**Directions**
Select, from the material below, each line with "Расписание" in it.
++++++
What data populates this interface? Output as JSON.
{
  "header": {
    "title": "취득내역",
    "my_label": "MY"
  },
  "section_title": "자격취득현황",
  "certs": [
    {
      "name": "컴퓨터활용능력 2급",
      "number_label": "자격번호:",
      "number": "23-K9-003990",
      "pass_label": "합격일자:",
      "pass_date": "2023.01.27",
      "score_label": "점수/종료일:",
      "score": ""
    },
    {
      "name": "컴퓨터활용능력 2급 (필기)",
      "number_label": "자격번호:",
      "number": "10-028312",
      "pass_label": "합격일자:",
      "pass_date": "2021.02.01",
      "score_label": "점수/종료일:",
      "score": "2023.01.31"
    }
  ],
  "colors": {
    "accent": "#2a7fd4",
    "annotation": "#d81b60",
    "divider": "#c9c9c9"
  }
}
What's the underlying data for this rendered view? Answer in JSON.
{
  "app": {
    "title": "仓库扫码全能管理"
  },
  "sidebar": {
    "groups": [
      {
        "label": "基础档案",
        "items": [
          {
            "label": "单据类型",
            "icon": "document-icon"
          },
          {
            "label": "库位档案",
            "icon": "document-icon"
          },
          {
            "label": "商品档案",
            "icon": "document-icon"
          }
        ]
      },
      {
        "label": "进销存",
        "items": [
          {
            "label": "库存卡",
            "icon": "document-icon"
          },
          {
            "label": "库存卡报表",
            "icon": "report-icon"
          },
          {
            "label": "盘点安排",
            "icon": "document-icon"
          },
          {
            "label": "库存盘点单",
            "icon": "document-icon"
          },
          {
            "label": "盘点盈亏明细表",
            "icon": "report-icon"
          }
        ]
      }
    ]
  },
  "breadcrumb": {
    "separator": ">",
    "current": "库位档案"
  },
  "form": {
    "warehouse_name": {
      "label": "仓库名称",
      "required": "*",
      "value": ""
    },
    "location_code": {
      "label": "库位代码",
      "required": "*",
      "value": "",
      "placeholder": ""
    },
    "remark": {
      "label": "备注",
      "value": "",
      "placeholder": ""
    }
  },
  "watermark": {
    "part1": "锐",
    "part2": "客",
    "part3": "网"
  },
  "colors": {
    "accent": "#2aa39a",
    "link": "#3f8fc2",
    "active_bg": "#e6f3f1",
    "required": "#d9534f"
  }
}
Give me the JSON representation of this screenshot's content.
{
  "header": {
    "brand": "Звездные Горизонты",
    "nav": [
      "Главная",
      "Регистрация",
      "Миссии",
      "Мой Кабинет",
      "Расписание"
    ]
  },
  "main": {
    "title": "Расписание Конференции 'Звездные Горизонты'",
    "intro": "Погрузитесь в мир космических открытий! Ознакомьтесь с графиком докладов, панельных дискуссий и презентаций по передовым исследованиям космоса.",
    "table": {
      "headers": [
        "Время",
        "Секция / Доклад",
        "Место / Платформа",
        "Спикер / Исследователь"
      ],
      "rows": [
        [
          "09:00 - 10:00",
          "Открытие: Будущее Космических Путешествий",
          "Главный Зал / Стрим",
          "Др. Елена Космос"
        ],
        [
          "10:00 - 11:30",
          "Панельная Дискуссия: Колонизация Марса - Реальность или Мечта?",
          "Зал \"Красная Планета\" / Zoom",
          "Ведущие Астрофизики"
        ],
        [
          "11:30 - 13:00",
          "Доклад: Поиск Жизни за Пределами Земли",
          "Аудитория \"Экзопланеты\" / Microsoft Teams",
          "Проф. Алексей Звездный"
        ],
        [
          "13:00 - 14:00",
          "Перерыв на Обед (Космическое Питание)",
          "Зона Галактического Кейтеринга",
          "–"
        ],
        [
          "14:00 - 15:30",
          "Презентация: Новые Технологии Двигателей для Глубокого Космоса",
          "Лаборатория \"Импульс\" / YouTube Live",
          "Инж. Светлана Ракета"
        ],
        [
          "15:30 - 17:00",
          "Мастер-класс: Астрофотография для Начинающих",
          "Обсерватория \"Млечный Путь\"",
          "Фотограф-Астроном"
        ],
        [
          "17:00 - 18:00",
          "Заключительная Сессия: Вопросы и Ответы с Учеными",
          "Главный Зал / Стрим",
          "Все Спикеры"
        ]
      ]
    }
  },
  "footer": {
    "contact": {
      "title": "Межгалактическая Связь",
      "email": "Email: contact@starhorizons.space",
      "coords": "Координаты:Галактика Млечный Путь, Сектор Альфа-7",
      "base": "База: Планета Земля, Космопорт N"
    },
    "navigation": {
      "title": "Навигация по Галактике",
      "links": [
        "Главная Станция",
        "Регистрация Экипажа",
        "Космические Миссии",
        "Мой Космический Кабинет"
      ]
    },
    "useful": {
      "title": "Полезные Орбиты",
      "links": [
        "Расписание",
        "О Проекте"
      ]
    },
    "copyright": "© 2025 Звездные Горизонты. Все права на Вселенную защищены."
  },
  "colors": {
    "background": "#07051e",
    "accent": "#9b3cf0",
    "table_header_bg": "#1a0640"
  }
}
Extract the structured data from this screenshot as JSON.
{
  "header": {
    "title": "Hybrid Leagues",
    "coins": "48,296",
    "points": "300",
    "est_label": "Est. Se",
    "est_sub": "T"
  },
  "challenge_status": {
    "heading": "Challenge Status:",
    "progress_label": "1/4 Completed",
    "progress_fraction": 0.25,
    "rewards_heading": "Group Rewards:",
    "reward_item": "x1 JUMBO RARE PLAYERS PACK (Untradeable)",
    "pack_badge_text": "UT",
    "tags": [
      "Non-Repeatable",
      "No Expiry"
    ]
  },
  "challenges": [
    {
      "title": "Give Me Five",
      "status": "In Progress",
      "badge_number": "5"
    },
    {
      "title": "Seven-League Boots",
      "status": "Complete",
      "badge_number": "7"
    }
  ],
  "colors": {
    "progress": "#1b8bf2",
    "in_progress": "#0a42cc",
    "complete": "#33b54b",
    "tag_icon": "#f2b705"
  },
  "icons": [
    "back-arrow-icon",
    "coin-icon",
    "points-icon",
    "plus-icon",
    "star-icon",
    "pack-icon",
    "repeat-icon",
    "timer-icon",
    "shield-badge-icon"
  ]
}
++++++
**Task output**
      "Расписание"
    "title": "Расписание Конференции 'Звездные Горизонты'",
        "Расписание",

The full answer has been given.